• [WHAT YOU WILL DO]: Read through the records below and copy each line that uses the word "Handling".

Records from a collection

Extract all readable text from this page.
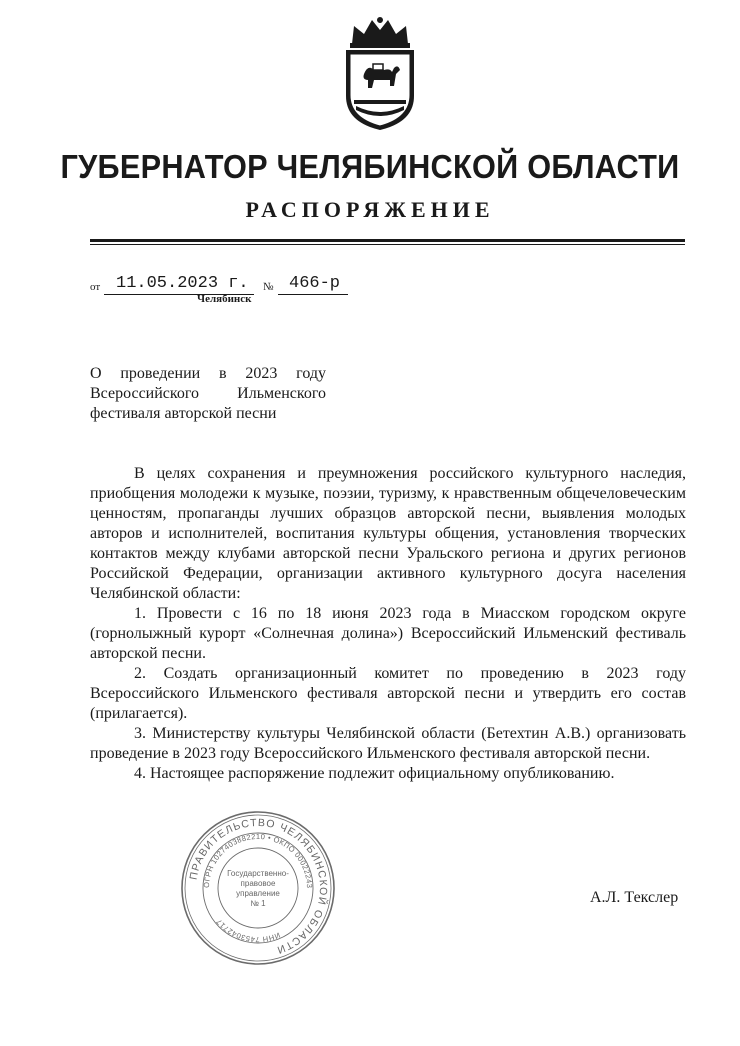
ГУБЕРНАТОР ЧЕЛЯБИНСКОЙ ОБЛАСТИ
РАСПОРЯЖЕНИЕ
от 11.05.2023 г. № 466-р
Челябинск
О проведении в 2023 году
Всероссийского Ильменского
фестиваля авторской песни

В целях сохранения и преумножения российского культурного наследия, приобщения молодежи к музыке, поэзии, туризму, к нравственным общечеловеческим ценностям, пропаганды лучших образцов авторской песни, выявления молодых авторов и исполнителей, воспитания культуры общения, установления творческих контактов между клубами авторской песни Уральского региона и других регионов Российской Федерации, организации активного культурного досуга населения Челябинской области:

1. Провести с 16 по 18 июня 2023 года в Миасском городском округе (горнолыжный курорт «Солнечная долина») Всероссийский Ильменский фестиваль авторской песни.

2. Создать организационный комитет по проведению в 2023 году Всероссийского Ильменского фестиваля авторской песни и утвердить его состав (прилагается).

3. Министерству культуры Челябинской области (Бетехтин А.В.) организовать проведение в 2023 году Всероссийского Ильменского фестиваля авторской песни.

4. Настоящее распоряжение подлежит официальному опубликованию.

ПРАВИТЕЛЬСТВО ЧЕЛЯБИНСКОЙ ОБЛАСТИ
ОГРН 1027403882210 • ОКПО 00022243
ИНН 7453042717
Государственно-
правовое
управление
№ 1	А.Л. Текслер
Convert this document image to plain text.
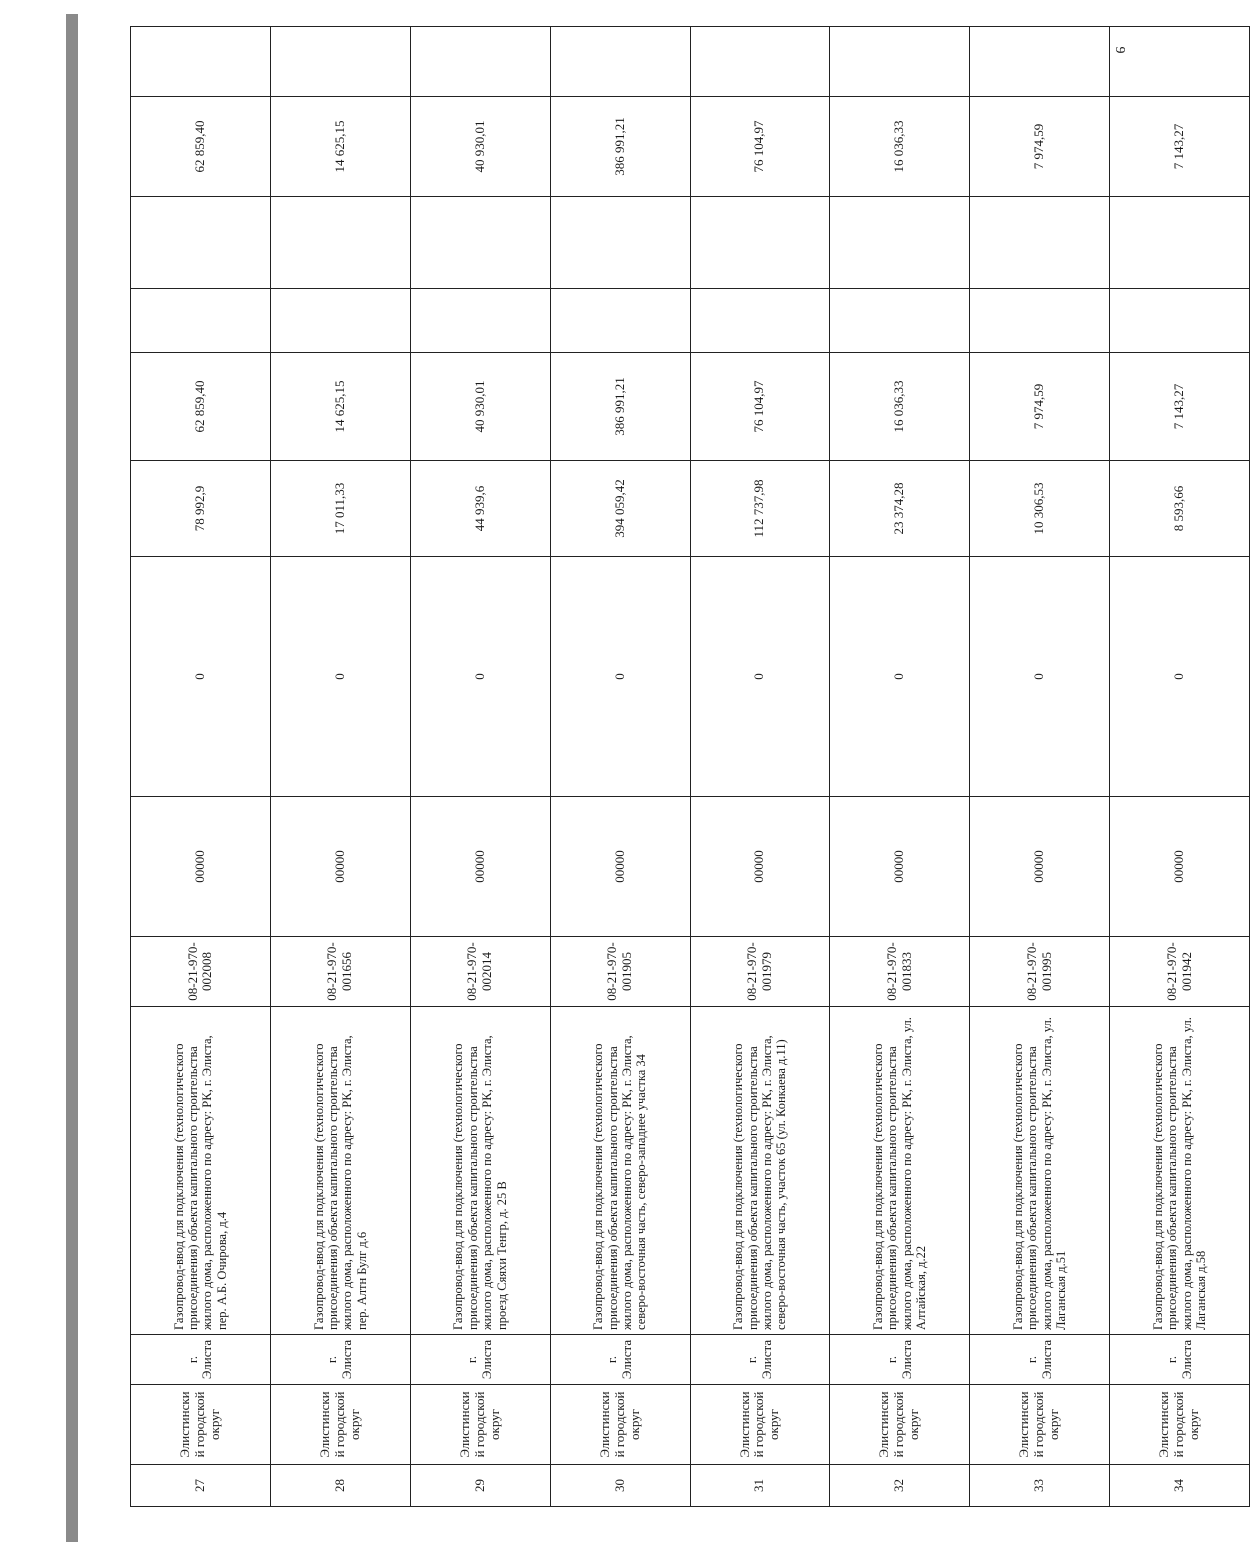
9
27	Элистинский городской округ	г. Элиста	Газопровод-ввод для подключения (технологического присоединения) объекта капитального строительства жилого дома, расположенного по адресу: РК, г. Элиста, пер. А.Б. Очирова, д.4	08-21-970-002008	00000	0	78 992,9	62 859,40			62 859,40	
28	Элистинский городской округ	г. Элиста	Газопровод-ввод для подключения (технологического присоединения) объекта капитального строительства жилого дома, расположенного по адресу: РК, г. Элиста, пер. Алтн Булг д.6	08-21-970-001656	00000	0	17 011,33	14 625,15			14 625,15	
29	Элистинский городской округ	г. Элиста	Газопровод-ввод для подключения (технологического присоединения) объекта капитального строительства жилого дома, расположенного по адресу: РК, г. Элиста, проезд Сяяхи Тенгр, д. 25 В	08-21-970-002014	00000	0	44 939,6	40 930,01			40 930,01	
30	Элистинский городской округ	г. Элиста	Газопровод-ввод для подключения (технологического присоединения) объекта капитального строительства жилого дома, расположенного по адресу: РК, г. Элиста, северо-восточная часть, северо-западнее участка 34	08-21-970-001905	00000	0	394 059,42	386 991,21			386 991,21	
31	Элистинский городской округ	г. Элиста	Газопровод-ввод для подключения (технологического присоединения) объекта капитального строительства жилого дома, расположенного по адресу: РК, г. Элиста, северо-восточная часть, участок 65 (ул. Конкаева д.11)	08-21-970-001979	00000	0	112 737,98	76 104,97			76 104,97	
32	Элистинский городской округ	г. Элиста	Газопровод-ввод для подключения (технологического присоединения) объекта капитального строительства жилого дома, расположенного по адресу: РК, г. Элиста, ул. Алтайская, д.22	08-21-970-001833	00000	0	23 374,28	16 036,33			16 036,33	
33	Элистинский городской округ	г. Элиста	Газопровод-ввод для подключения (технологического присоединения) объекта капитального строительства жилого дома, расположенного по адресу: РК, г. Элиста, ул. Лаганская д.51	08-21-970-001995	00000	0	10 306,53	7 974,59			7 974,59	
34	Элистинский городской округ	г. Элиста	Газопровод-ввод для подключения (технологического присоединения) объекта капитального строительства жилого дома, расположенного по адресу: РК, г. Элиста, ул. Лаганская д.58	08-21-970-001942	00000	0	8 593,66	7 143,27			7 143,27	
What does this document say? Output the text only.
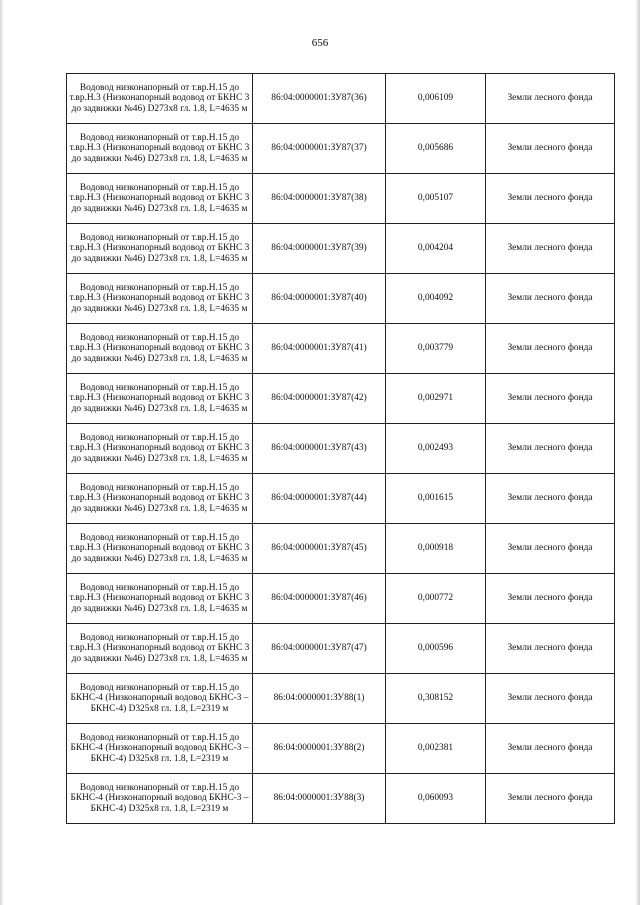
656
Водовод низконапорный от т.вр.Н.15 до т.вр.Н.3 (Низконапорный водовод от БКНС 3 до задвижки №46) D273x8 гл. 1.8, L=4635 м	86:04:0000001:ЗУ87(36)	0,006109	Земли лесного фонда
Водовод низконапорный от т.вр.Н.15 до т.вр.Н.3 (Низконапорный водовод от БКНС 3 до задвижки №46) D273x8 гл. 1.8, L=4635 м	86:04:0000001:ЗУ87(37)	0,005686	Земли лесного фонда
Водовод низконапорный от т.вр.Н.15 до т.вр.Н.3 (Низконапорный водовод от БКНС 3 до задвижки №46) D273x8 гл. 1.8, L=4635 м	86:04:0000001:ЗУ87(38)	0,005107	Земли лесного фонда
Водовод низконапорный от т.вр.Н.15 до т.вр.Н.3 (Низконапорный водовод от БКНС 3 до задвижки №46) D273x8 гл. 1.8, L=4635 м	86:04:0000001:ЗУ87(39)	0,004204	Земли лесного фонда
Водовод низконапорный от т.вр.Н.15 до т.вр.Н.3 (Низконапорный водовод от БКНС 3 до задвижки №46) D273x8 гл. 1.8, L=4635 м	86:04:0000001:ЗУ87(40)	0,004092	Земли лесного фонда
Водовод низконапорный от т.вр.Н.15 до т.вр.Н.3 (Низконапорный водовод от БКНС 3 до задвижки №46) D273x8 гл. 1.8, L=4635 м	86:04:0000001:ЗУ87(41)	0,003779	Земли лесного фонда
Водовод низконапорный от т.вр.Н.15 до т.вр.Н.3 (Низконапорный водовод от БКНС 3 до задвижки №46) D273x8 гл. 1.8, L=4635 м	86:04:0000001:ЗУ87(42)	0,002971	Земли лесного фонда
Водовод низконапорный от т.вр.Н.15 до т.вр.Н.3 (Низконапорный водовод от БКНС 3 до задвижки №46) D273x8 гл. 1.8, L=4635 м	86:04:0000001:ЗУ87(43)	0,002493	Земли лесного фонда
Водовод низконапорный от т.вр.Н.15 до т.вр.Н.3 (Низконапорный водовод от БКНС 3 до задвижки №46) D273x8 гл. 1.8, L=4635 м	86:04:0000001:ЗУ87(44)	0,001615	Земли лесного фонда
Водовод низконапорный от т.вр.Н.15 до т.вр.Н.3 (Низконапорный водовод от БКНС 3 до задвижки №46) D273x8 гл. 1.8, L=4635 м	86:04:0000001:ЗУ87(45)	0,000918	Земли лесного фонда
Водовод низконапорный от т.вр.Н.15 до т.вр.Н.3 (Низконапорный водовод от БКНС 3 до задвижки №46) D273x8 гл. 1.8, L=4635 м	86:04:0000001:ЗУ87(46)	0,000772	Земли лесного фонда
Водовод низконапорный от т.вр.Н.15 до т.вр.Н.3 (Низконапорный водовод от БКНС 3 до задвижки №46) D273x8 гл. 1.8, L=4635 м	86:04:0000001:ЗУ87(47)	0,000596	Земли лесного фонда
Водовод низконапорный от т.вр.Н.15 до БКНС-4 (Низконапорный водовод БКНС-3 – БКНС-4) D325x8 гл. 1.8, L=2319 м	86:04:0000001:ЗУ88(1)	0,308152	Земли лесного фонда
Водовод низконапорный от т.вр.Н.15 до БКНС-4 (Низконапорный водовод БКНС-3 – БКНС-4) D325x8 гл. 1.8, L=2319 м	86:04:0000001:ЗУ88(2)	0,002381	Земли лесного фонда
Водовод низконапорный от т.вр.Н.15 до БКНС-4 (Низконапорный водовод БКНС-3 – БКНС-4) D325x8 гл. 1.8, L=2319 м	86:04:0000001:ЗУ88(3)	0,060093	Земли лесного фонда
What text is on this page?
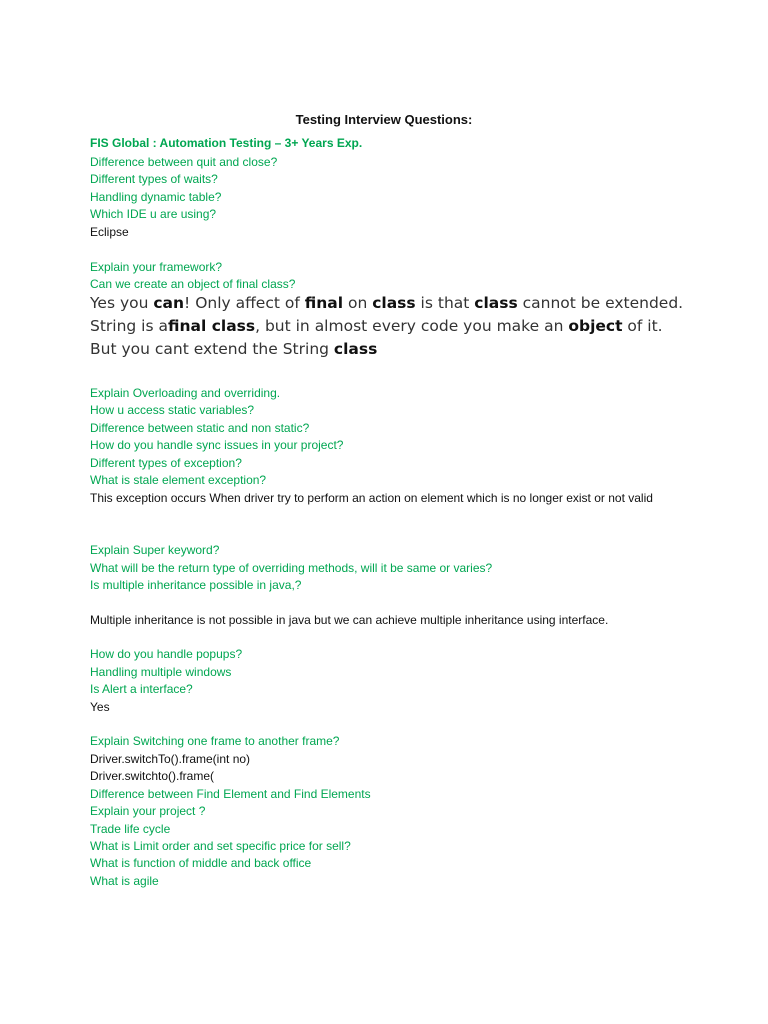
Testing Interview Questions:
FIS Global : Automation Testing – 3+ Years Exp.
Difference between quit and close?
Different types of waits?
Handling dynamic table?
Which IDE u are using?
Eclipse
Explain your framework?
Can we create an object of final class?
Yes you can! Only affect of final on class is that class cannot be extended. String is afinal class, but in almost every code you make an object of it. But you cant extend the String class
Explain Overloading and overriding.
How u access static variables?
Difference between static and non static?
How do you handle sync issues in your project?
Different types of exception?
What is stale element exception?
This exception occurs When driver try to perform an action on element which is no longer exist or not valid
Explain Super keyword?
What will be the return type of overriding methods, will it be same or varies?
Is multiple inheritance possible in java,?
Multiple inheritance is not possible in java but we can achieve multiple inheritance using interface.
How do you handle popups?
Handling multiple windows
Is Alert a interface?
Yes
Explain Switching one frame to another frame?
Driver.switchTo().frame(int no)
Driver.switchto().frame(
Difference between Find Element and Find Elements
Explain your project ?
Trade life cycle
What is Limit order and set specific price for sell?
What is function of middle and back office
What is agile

• [RESPONSE TO THIS EXERCISE]:
Handling dynamic table?
Handling multiple windows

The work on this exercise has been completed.